— start RECORDS FOR THE EXERCISE —

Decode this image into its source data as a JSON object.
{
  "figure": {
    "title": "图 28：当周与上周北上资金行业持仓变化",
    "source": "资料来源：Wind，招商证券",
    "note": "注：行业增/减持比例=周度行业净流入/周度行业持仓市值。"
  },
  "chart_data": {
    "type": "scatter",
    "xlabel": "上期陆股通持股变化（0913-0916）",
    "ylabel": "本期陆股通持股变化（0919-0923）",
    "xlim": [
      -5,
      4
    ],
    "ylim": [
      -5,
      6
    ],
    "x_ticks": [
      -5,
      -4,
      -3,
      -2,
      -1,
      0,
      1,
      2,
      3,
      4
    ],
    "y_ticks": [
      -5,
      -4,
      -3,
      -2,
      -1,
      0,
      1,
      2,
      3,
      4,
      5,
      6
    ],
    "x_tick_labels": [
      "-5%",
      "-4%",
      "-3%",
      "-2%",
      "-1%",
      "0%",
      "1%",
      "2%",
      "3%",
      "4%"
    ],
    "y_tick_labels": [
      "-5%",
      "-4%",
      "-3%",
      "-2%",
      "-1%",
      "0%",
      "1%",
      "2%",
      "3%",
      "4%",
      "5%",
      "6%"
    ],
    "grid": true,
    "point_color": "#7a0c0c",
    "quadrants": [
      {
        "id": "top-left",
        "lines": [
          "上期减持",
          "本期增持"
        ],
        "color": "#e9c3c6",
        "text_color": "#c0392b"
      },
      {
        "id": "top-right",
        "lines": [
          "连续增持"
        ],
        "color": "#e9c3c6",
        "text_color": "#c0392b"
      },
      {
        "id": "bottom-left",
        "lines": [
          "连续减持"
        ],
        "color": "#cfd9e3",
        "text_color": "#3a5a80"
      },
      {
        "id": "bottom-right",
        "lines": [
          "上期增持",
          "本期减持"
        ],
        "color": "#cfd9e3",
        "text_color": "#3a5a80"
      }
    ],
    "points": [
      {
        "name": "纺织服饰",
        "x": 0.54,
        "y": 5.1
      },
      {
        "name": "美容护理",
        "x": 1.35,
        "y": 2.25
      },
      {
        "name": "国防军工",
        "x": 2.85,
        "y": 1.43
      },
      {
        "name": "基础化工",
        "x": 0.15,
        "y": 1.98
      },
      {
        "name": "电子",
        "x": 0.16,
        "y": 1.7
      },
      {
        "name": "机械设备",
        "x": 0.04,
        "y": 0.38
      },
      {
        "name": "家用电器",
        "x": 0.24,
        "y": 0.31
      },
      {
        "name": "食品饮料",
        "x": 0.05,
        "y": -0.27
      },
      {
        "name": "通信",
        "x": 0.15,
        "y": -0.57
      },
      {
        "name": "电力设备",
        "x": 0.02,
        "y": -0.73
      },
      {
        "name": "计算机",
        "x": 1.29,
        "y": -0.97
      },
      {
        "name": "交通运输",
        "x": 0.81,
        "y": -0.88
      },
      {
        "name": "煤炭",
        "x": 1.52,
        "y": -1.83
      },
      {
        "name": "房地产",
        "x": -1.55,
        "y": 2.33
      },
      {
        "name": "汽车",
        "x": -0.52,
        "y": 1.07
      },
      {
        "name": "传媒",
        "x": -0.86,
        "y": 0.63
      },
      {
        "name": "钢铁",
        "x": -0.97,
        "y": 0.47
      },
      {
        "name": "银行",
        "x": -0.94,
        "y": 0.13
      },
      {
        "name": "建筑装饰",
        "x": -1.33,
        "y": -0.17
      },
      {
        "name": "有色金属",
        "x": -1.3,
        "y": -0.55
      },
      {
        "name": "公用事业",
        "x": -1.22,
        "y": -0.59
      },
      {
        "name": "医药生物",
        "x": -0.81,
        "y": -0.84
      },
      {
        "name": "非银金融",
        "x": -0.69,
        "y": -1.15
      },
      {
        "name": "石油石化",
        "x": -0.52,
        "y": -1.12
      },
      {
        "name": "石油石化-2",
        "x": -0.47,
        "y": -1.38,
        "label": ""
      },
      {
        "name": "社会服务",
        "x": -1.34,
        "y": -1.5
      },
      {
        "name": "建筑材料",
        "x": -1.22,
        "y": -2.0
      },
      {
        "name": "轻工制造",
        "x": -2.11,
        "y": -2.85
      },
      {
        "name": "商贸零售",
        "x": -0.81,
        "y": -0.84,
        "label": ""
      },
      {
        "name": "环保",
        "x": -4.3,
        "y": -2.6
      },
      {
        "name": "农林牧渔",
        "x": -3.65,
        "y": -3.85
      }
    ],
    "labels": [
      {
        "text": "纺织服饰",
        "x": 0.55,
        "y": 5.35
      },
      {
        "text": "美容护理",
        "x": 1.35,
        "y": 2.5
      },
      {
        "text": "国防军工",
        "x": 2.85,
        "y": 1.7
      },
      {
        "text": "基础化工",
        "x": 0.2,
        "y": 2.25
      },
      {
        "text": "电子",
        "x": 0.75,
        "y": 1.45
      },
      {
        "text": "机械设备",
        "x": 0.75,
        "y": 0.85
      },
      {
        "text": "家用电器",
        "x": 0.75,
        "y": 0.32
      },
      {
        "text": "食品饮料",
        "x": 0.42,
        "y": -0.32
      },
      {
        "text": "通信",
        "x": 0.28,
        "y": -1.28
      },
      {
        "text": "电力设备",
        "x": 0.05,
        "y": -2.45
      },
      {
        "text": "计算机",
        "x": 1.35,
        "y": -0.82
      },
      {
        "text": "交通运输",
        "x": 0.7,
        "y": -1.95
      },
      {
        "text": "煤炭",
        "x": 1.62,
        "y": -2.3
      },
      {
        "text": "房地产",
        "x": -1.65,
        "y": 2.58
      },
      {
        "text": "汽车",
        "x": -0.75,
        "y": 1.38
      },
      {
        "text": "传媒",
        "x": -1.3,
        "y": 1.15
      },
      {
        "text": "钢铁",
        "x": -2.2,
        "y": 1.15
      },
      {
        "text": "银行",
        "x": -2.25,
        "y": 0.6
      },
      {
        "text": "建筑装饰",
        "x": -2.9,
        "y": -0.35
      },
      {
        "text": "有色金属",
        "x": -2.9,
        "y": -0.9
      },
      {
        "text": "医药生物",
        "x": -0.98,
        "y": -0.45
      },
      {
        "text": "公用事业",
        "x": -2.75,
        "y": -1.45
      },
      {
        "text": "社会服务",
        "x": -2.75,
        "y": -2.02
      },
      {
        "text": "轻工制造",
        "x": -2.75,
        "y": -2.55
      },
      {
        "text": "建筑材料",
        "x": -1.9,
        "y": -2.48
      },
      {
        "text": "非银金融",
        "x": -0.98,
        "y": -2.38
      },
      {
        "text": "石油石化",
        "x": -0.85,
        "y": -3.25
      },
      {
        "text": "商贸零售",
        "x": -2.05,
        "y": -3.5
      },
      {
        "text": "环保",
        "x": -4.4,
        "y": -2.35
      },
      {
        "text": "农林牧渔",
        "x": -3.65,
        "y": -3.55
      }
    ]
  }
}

— end RECORDS FOR THE EXERCISE —
— start RECORDS FOR THE EXERCISE —

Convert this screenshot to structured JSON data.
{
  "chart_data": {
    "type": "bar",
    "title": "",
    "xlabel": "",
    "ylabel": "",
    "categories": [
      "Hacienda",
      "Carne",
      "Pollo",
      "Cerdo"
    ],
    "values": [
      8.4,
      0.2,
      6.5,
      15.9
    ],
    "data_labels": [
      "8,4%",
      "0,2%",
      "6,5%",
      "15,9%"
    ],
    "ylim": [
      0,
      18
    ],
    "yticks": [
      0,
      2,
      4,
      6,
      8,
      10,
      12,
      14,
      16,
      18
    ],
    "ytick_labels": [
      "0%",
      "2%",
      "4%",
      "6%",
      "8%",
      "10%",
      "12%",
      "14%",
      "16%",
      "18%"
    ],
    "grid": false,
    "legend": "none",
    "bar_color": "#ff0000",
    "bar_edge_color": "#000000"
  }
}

— end RECORDS FOR THE EXERCISE —

= THE EXERCISE =
Return each line of the listing that holds the string "this".

= THE RESPONSE =
Decode this image into its source data as a JSON object.
Convert this screenshot to structured JSON data.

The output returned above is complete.